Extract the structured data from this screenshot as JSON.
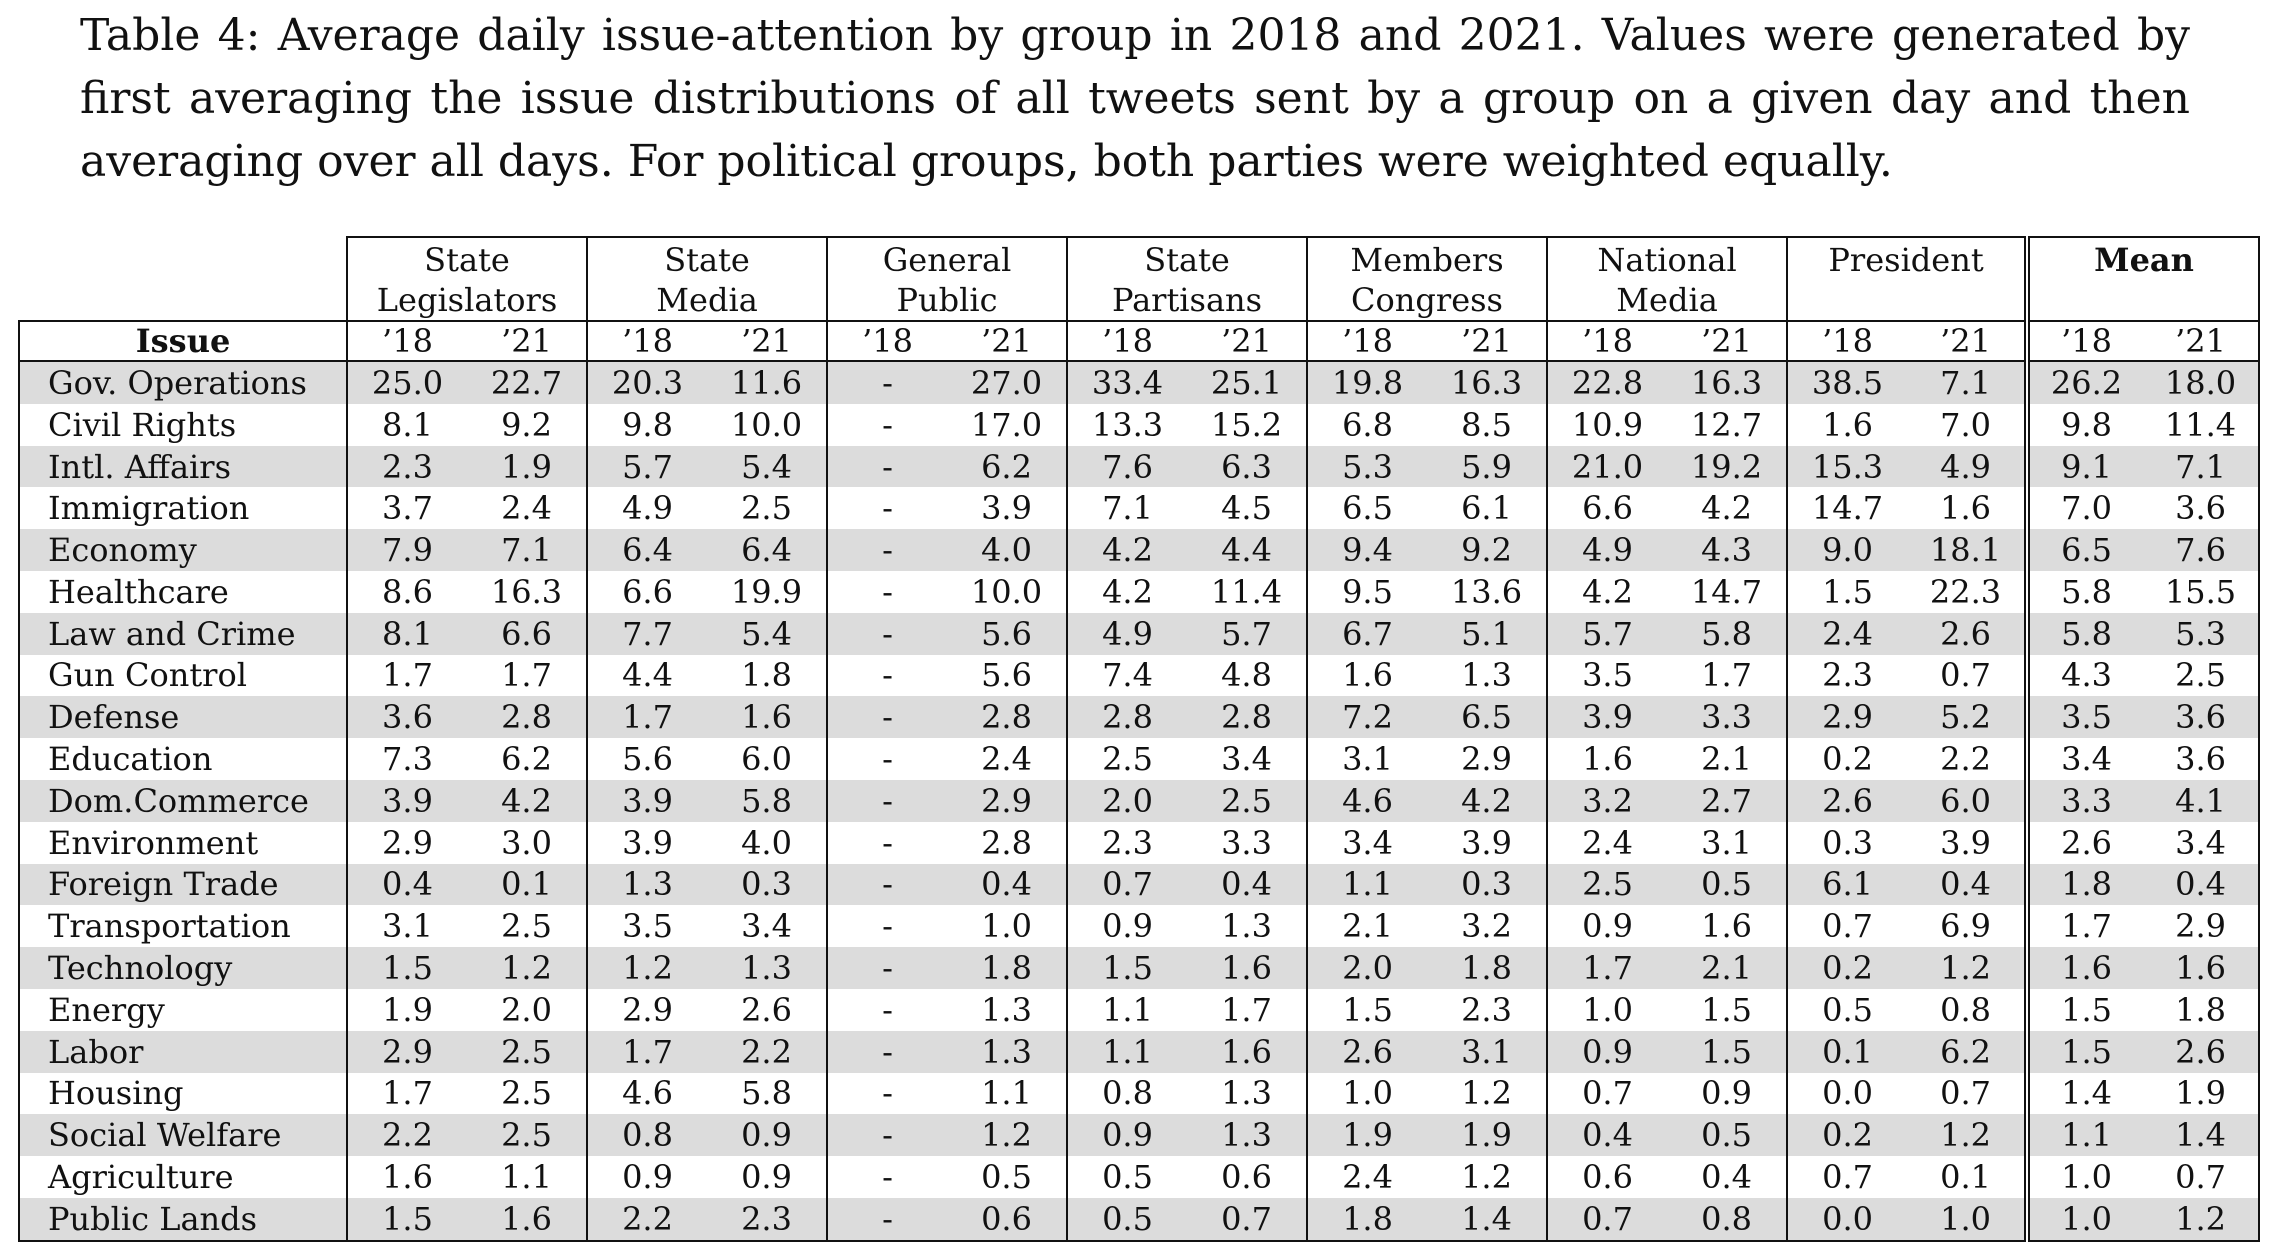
{
  "caption": "Table 4: Average daily issue-attention by group in 2018 and 2021. Values were generated by first averaging the issue distributions of all tweets sent by a group on a given day and then averaging over all days. For political groups, both parties were weighted equally.",
  "table": {
    "issue_header": "Issue",
    "groups": [
      {
        "line1": "State",
        "line2": "Legislators"
      },
      {
        "line1": "State",
        "line2": "Media"
      },
      {
        "line1": "General",
        "line2": "Public"
      },
      {
        "line1": "State",
        "line2": "Partisans"
      },
      {
        "line1": "Members",
        "line2": "Congress"
      },
      {
        "line1": "National",
        "line2": "Media"
      },
      {
        "line1": "President",
        "line2": ""
      },
      {
        "line1": "Mean",
        "line2": ""
      }
    ],
    "years": [
      "’18",
      "’21"
    ],
    "rows": [
      {
        "issue": "Gov. Operations",
        "values": [
          "25.0",
          "22.7",
          "20.3",
          "11.6",
          "-",
          "27.0",
          "33.4",
          "25.1",
          "19.8",
          "16.3",
          "22.8",
          "16.3",
          "38.5",
          "7.1",
          "26.2",
          "18.0"
        ]
      },
      {
        "issue": "Civil Rights",
        "values": [
          "8.1",
          "9.2",
          "9.8",
          "10.0",
          "-",
          "17.0",
          "13.3",
          "15.2",
          "6.8",
          "8.5",
          "10.9",
          "12.7",
          "1.6",
          "7.0",
          "9.8",
          "11.4"
        ]
      },
      {
        "issue": "Intl. Affairs",
        "values": [
          "2.3",
          "1.9",
          "5.7",
          "5.4",
          "-",
          "6.2",
          "7.6",
          "6.3",
          "5.3",
          "5.9",
          "21.0",
          "19.2",
          "15.3",
          "4.9",
          "9.1",
          "7.1"
        ]
      },
      {
        "issue": "Immigration",
        "values": [
          "3.7",
          "2.4",
          "4.9",
          "2.5",
          "-",
          "3.9",
          "7.1",
          "4.5",
          "6.5",
          "6.1",
          "6.6",
          "4.2",
          "14.7",
          "1.6",
          "7.0",
          "3.6"
        ]
      },
      {
        "issue": "Economy",
        "values": [
          "7.9",
          "7.1",
          "6.4",
          "6.4",
          "-",
          "4.0",
          "4.2",
          "4.4",
          "9.4",
          "9.2",
          "4.9",
          "4.3",
          "9.0",
          "18.1",
          "6.5",
          "7.6"
        ]
      },
      {
        "issue": "Healthcare",
        "values": [
          "8.6",
          "16.3",
          "6.6",
          "19.9",
          "-",
          "10.0",
          "4.2",
          "11.4",
          "9.5",
          "13.6",
          "4.2",
          "14.7",
          "1.5",
          "22.3",
          "5.8",
          "15.5"
        ]
      },
      {
        "issue": "Law and Crime",
        "values": [
          "8.1",
          "6.6",
          "7.7",
          "5.4",
          "-",
          "5.6",
          "4.9",
          "5.7",
          "6.7",
          "5.1",
          "5.7",
          "5.8",
          "2.4",
          "2.6",
          "5.8",
          "5.3"
        ]
      },
      {
        "issue": "Gun Control",
        "values": [
          "1.7",
          "1.7",
          "4.4",
          "1.8",
          "-",
          "5.6",
          "7.4",
          "4.8",
          "1.6",
          "1.3",
          "3.5",
          "1.7",
          "2.3",
          "0.7",
          "4.3",
          "2.5"
        ]
      },
      {
        "issue": "Defense",
        "values": [
          "3.6",
          "2.8",
          "1.7",
          "1.6",
          "-",
          "2.8",
          "2.8",
          "2.8",
          "7.2",
          "6.5",
          "3.9",
          "3.3",
          "2.9",
          "5.2",
          "3.5",
          "3.6"
        ]
      },
      {
        "issue": "Education",
        "values": [
          "7.3",
          "6.2",
          "5.6",
          "6.0",
          "-",
          "2.4",
          "2.5",
          "3.4",
          "3.1",
          "2.9",
          "1.6",
          "2.1",
          "0.2",
          "2.2",
          "3.4",
          "3.6"
        ]
      },
      {
        "issue": "Dom.Commerce",
        "values": [
          "3.9",
          "4.2",
          "3.9",
          "5.8",
          "-",
          "2.9",
          "2.0",
          "2.5",
          "4.6",
          "4.2",
          "3.2",
          "2.7",
          "2.6",
          "6.0",
          "3.3",
          "4.1"
        ]
      },
      {
        "issue": "Environment",
        "values": [
          "2.9",
          "3.0",
          "3.9",
          "4.0",
          "-",
          "2.8",
          "2.3",
          "3.3",
          "3.4",
          "3.9",
          "2.4",
          "3.1",
          "0.3",
          "3.9",
          "2.6",
          "3.4"
        ]
      },
      {
        "issue": "Foreign Trade",
        "values": [
          "0.4",
          "0.1",
          "1.3",
          "0.3",
          "-",
          "0.4",
          "0.7",
          "0.4",
          "1.1",
          "0.3",
          "2.5",
          "0.5",
          "6.1",
          "0.4",
          "1.8",
          "0.4"
        ]
      },
      {
        "issue": "Transportation",
        "values": [
          "3.1",
          "2.5",
          "3.5",
          "3.4",
          "-",
          "1.0",
          "0.9",
          "1.3",
          "2.1",
          "3.2",
          "0.9",
          "1.6",
          "0.7",
          "6.9",
          "1.7",
          "2.9"
        ]
      },
      {
        "issue": "Technology",
        "values": [
          "1.5",
          "1.2",
          "1.2",
          "1.3",
          "-",
          "1.8",
          "1.5",
          "1.6",
          "2.0",
          "1.8",
          "1.7",
          "2.1",
          "0.2",
          "1.2",
          "1.6",
          "1.6"
        ]
      },
      {
        "issue": "Energy",
        "values": [
          "1.9",
          "2.0",
          "2.9",
          "2.6",
          "-",
          "1.3",
          "1.1",
          "1.7",
          "1.5",
          "2.3",
          "1.0",
          "1.5",
          "0.5",
          "0.8",
          "1.5",
          "1.8"
        ]
      },
      {
        "issue": "Labor",
        "values": [
          "2.9",
          "2.5",
          "1.7",
          "2.2",
          "-",
          "1.3",
          "1.1",
          "1.6",
          "2.6",
          "3.1",
          "0.9",
          "1.5",
          "0.1",
          "6.2",
          "1.5",
          "2.6"
        ]
      },
      {
        "issue": "Housing",
        "values": [
          "1.7",
          "2.5",
          "4.6",
          "5.8",
          "-",
          "1.1",
          "0.8",
          "1.3",
          "1.0",
          "1.2",
          "0.7",
          "0.9",
          "0.0",
          "0.7",
          "1.4",
          "1.9"
        ]
      },
      {
        "issue": "Social Welfare",
        "values": [
          "2.2",
          "2.5",
          "0.8",
          "0.9",
          "-",
          "1.2",
          "0.9",
          "1.3",
          "1.9",
          "1.9",
          "0.4",
          "0.5",
          "0.2",
          "1.2",
          "1.1",
          "1.4"
        ]
      },
      {
        "issue": "Agriculture",
        "values": [
          "1.6",
          "1.1",
          "0.9",
          "0.9",
          "-",
          "0.5",
          "0.5",
          "0.6",
          "2.4",
          "1.2",
          "0.6",
          "0.4",
          "0.7",
          "0.1",
          "1.0",
          "0.7"
        ]
      },
      {
        "issue": "Public Lands",
        "values": [
          "1.5",
          "1.6",
          "2.2",
          "2.3",
          "-",
          "0.6",
          "0.5",
          "0.7",
          "1.8",
          "1.4",
          "0.7",
          "0.8",
          "0.0",
          "1.0",
          "1.0",
          "1.2"
        ]
      }
    ]
  }
}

[WHAT YOU HAVE TO DO] Without the pictures, return the entries exactly as they appear.

[EXERCISE RESPONSE]
Extract the structured data from this screenshot as JSON.
{
  "caption": "Table 4: Average daily issue-attention by group in 2018 and 2021. Values were generated by first averaging the issue distributions of all tweets sent by a group on a given day and then averaging over all days. For political groups, both parties were weighted equally.",
  "table": {
    "issue_header": "Issue",
    "groups": [
      {
        "line1": "State",
        "line2": "Legislators"
      },
      {
        "line1": "State",
        "line2": "Media"
      },
      {
        "line1": "General",
        "line2": "Public"
      },
      {
        "line1": "State",
        "line2": "Partisans"
      },
      {
        "line1": "Members",
        "line2": "Congress"
      },
      {
        "line1": "National",
        "line2": "Media"
      },
      {
        "line1": "President",
        "line2": ""
      },
      {
        "line1": "Mean",
        "line2": ""
      }
    ],
    "years": [
      "’18",
      "’21"
    ],
    "rows": [
      {
        "issue": "Gov. Operations",
        "values": [
          "25.0",
          "22.7",
          "20.3",
          "11.6",
          "-",
          "27.0",
          "33.4",
          "25.1",
          "19.8",
          "16.3",
          "22.8",
          "16.3",
          "38.5",
          "7.1",
          "26.2",
          "18.0"
        ]
      },
      {
        "issue": "Civil Rights",
        "values": [
          "8.1",
          "9.2",
          "9.8",
          "10.0",
          "-",
          "17.0",
          "13.3",
          "15.2",
          "6.8",
          "8.5",
          "10.9",
          "12.7",
          "1.6",
          "7.0",
          "9.8",
          "11.4"
        ]
      },
      {
        "issue": "Intl. Affairs",
        "values": [
          "2.3",
          "1.9",
          "5.7",
          "5.4",
          "-",
          "6.2",
          "7.6",
          "6.3",
          "5.3",
          "5.9",
          "21.0",
          "19.2",
          "15.3",
          "4.9",
          "9.1",
          "7.1"
        ]
      },
      {
        "issue": "Immigration",
        "values": [
          "3.7",
          "2.4",
          "4.9",
          "2.5",
          "-",
          "3.9",
          "7.1",
          "4.5",
          "6.5",
          "6.1",
          "6.6",
          "4.2",
          "14.7",
          "1.6",
          "7.0",
          "3.6"
        ]
      },
      {
        "issue": "Economy",
        "values": [
          "7.9",
          "7.1",
          "6.4",
          "6.4",
          "-",
          "4.0",
          "4.2",
          "4.4",
          "9.4",
          "9.2",
          "4.9",
          "4.3",
          "9.0",
          "18.1",
          "6.5",
          "7.6"
        ]
      },
      {
        "issue": "Healthcare",
        "values": [
          "8.6",
          "16.3",
          "6.6",
          "19.9",
          "-",
          "10.0",
          "4.2",
          "11.4",
          "9.5",
          "13.6",
          "4.2",
          "14.7",
          "1.5",
          "22.3",
          "5.8",
          "15.5"
        ]
      },
      {
        "issue": "Law and Crime",
        "values": [
          "8.1",
          "6.6",
          "7.7",
          "5.4",
          "-",
          "5.6",
          "4.9",
          "5.7",
          "6.7",
          "5.1",
          "5.7",
          "5.8",
          "2.4",
          "2.6",
          "5.8",
          "5.3"
        ]
      },
      {
        "issue": "Gun Control",
        "values": [
          "1.7",
          "1.7",
          "4.4",
          "1.8",
          "-",
          "5.6",
          "7.4",
          "4.8",
          "1.6",
          "1.3",
          "3.5",
          "1.7",
          "2.3",
          "0.7",
          "4.3",
          "2.5"
        ]
      },
      {
        "issue": "Defense",
        "values": [
          "3.6",
          "2.8",
          "1.7",
          "1.6",
          "-",
          "2.8",
          "2.8",
          "2.8",
          "7.2",
          "6.5",
          "3.9",
          "3.3",
          "2.9",
          "5.2",
          "3.5",
          "3.6"
        ]
      },
      {
        "issue": "Education",
        "values": [
          "7.3",
          "6.2",
          "5.6",
          "6.0",
          "-",
          "2.4",
          "2.5",
          "3.4",
          "3.1",
          "2.9",
          "1.6",
          "2.1",
          "0.2",
          "2.2",
          "3.4",
          "3.6"
        ]
      },
      {
        "issue": "Dom.Commerce",
        "values": [
          "3.9",
          "4.2",
          "3.9",
          "5.8",
          "-",
          "2.9",
          "2.0",
          "2.5",
          "4.6",
          "4.2",
          "3.2",
          "2.7",
          "2.6",
          "6.0",
          "3.3",
          "4.1"
        ]
      },
      {
        "issue": "Environment",
        "values": [
          "2.9",
          "3.0",
          "3.9",
          "4.0",
          "-",
          "2.8",
          "2.3",
          "3.3",
          "3.4",
          "3.9",
          "2.4",
          "3.1",
          "0.3",
          "3.9",
          "2.6",
          "3.4"
        ]
      },
      {
        "issue": "Foreign Trade",
        "values": [
          "0.4",
          "0.1",
          "1.3",
          "0.3",
          "-",
          "0.4",
          "0.7",
          "0.4",
          "1.1",
          "0.3",
          "2.5",
          "0.5",
          "6.1",
          "0.4",
          "1.8",
          "0.4"
        ]
      },
      {
        "issue": "Transportation",
        "values": [
          "3.1",
          "2.5",
          "3.5",
          "3.4",
          "-",
          "1.0",
          "0.9",
          "1.3",
          "2.1",
          "3.2",
          "0.9",
          "1.6",
          "0.7",
          "6.9",
          "1.7",
          "2.9"
        ]
      },
      {
        "issue": "Technology",
        "values": [
          "1.5",
          "1.2",
          "1.2",
          "1.3",
          "-",
          "1.8",
          "1.5",
          "1.6",
          "2.0",
          "1.8",
          "1.7",
          "2.1",
          "0.2",
          "1.2",
          "1.6",
          "1.6"
        ]
      },
      {
        "issue": "Energy",
        "values": [
          "1.9",
          "2.0",
          "2.9",
          "2.6",
          "-",
          "1.3",
          "1.1",
          "1.7",
          "1.5",
          "2.3",
          "1.0",
          "1.5",
          "0.5",
          "0.8",
          "1.5",
          "1.8"
        ]
      },
      {
        "issue": "Labor",
        "values": [
          "2.9",
          "2.5",
          "1.7",
          "2.2",
          "-",
          "1.3",
          "1.1",
          "1.6",
          "2.6",
          "3.1",
          "0.9",
          "1.5",
          "0.1",
          "6.2",
          "1.5",
          "2.6"
        ]
      },
      {
        "issue": "Housing",
        "values": [
          "1.7",
          "2.5",
          "4.6",
          "5.8",
          "-",
          "1.1",
          "0.8",
          "1.3",
          "1.0",
          "1.2",
          "0.7",
          "0.9",
          "0.0",
          "0.7",
          "1.4",
          "1.9"
        ]
      },
      {
        "issue": "Social Welfare",
        "values": [
          "2.2",
          "2.5",
          "0.8",
          "0.9",
          "-",
          "1.2",
          "0.9",
          "1.3",
          "1.9",
          "1.9",
          "0.4",
          "0.5",
          "0.2",
          "1.2",
          "1.1",
          "1.4"
        ]
      },
      {
        "issue": "Agriculture",
        "values": [
          "1.6",
          "1.1",
          "0.9",
          "0.9",
          "-",
          "0.5",
          "0.5",
          "0.6",
          "2.4",
          "1.2",
          "0.6",
          "0.4",
          "0.7",
          "0.1",
          "1.0",
          "0.7"
        ]
      },
      {
        "issue": "Public Lands",
        "values": [
          "1.5",
          "1.6",
          "2.2",
          "2.3",
          "-",
          "0.6",
          "0.5",
          "0.7",
          "1.8",
          "1.4",
          "0.7",
          "0.8",
          "0.0",
          "1.0",
          "1.0",
          "1.2"
        ]
      }
    ]
  }
}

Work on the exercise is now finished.